RECORD SET:

○ ○ ○ ○ ○ ○ ○

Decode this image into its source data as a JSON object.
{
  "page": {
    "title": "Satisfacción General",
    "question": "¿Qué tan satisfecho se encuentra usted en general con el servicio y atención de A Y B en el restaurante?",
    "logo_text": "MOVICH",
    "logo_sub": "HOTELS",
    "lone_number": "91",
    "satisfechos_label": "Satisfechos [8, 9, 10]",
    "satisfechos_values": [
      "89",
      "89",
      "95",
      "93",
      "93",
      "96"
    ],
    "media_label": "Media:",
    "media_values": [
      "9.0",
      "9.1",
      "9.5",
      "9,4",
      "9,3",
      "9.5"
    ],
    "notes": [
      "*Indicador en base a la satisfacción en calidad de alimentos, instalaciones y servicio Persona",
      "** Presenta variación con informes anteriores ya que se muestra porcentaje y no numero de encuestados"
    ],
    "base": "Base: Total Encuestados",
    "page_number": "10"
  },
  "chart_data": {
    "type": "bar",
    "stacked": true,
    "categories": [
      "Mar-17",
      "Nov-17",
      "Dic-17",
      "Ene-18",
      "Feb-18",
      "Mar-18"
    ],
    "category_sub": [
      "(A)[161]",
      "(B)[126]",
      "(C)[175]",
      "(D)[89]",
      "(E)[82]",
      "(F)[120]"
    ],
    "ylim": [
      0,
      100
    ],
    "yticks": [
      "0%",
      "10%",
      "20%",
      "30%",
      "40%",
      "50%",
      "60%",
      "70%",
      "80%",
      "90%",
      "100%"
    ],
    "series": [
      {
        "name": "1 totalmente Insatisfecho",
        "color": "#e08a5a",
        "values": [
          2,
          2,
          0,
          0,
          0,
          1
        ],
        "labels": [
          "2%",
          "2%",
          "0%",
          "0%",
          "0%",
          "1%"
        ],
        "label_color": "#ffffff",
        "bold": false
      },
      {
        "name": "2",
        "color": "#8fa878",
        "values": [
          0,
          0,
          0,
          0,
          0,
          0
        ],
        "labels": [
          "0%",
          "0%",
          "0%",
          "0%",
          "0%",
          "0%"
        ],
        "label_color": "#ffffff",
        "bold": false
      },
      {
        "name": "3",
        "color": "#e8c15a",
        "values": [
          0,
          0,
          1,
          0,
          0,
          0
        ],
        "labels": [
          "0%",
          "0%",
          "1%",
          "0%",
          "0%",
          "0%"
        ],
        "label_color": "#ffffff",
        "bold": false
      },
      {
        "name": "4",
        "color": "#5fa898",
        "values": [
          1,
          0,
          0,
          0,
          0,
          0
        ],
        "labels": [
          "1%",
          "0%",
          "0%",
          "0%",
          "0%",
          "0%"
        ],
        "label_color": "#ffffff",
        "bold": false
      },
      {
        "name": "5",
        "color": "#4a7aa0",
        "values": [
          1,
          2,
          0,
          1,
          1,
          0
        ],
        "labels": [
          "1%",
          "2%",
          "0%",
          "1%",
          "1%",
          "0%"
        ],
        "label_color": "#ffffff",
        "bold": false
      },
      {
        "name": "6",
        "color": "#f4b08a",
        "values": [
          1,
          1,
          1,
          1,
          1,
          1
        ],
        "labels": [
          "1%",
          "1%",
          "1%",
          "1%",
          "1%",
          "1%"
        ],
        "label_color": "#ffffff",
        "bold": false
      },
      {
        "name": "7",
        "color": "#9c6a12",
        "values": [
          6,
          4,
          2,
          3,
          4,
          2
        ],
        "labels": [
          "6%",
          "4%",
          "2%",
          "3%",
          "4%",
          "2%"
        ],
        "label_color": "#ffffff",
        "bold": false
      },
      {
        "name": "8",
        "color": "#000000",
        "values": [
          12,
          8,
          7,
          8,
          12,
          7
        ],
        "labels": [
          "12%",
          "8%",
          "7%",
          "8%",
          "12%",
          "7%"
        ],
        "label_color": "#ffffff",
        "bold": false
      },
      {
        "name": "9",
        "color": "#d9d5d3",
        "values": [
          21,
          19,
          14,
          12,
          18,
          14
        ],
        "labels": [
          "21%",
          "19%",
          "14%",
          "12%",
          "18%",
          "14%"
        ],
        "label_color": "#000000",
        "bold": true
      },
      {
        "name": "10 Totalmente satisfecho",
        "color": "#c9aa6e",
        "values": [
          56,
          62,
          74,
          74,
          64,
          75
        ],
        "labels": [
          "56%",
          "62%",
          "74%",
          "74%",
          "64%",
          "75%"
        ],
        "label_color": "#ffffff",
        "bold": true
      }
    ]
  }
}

○ ○ ○ ○ ○ ○ ○

WORK TO BE COMPLETED:
Copy the records above exactly.

SOLVED EXERCISE:
Decode this image into its source data as a JSON object.
{
  "page": {
    "title": "Satisfacción General",
    "question": "¿Qué tan satisfecho se encuentra usted en general con el servicio y atención de A Y B en el restaurante?",
    "logo_text": "MOVICH",
    "logo_sub": "HOTELS",
    "lone_number": "91",
    "satisfechos_label": "Satisfechos [8, 9, 10]",
    "satisfechos_values": [
      "89",
      "89",
      "95",
      "93",
      "93",
      "96"
    ],
    "media_label": "Media:",
    "media_values": [
      "9.0",
      "9.1",
      "9.5",
      "9,4",
      "9,3",
      "9.5"
    ],
    "notes": [
      "*Indicador en base a la satisfacción en calidad de alimentos, instalaciones y servicio Persona",
      "** Presenta variación con informes anteriores ya que se muestra porcentaje y no numero de encuestados"
    ],
    "base": "Base: Total Encuestados",
    "page_number": "10"
  },
  "chart_data": {
    "type": "bar",
    "stacked": true,
    "categories": [
      "Mar-17",
      "Nov-17",
      "Dic-17",
      "Ene-18",
      "Feb-18",
      "Mar-18"
    ],
    "category_sub": [
      "(A)[161]",
      "(B)[126]",
      "(C)[175]",
      "(D)[89]",
      "(E)[82]",
      "(F)[120]"
    ],
    "ylim": [
      0,
      100
    ],
    "yticks": [
      "0%",
      "10%",
      "20%",
      "30%",
      "40%",
      "50%",
      "60%",
      "70%",
      "80%",
      "90%",
      "100%"
    ],
    "series": [
      {
        "name": "1 totalmente Insatisfecho",
        "color": "#e08a5a",
        "values": [
          2,
          2,
          0,
          0,
          0,
          1
        ],
        "labels": [
          "2%",
          "2%",
          "0%",
          "0%",
          "0%",
          "1%"
        ],
        "label_color": "#ffffff",
        "bold": false
      },
      {
        "name": "2",
        "color": "#8fa878",
        "values": [
          0,
          0,
          0,
          0,
          0,
          0
        ],
        "labels": [
          "0%",
          "0%",
          "0%",
          "0%",
          "0%",
          "0%"
        ],
        "label_color": "#ffffff",
        "bold": false
      },
      {
        "name": "3",
        "color": "#e8c15a",
        "values": [
          0,
          0,
          1,
          0,
          0,
          0
        ],
        "labels": [
          "0%",
          "0%",
          "1%",
          "0%",
          "0%",
          "0%"
        ],
        "label_color": "#ffffff",
        "bold": false
      },
      {
        "name": "4",
        "color": "#5fa898",
        "values": [
          1,
          0,
          0,
          0,
          0,
          0
        ],
        "labels": [
          "1%",
          "0%",
          "0%",
          "0%",
          "0%",
          "0%"
        ],
        "label_color": "#ffffff",
        "bold": false
      },
      {
        "name": "5",
        "color": "#4a7aa0",
        "values": [
          1,
          2,
          0,
          1,
          1,
          0
        ],
        "labels": [
          "1%",
          "2%",
          "0%",
          "1%",
          "1%",
          "0%"
        ],
        "label_color": "#ffffff",
        "bold": false
      },
      {
        "name": "6",
        "color": "#f4b08a",
        "values": [
          1,
          1,
          1,
          1,
          1,
          1
        ],
        "labels": [
          "1%",
          "1%",
          "1%",
          "1%",
          "1%",
          "1%"
        ],
        "label_color": "#ffffff",
        "bold": false
      },
      {
        "name": "7",
        "color": "#9c6a12",
        "values": [
          6,
          4,
          2,
          3,
          4,
          2
        ],
        "labels": [
          "6%",
          "4%",
          "2%",
          "3%",
          "4%",
          "2%"
        ],
        "label_color": "#ffffff",
        "bold": false
      },
      {
        "name": "8",
        "color": "#000000",
        "values": [
          12,
          8,
          7,
          8,
          12,
          7
        ],
        "labels": [
          "12%",
          "8%",
          "7%",
          "8%",
          "12%",
          "7%"
        ],
        "label_color": "#ffffff",
        "bold": false
      },
      {
        "name": "9",
        "color": "#d9d5d3",
        "values": [
          21,
          19,
          14,
          12,
          18,
          14
        ],
        "labels": [
          "21%",
          "19%",
          "14%",
          "12%",
          "18%",
          "14%"
        ],
        "label_color": "#000000",
        "bold": true
      },
      {
        "name": "10 Totalmente satisfecho",
        "color": "#c9aa6e",
        "values": [
          56,
          62,
          74,
          74,
          64,
          75
        ],
        "labels": [
          "56%",
          "62%",
          "74%",
          "74%",
          "64%",
          "75%"
        ],
        "label_color": "#ffffff",
        "bold": true
      }
    ]
  }
}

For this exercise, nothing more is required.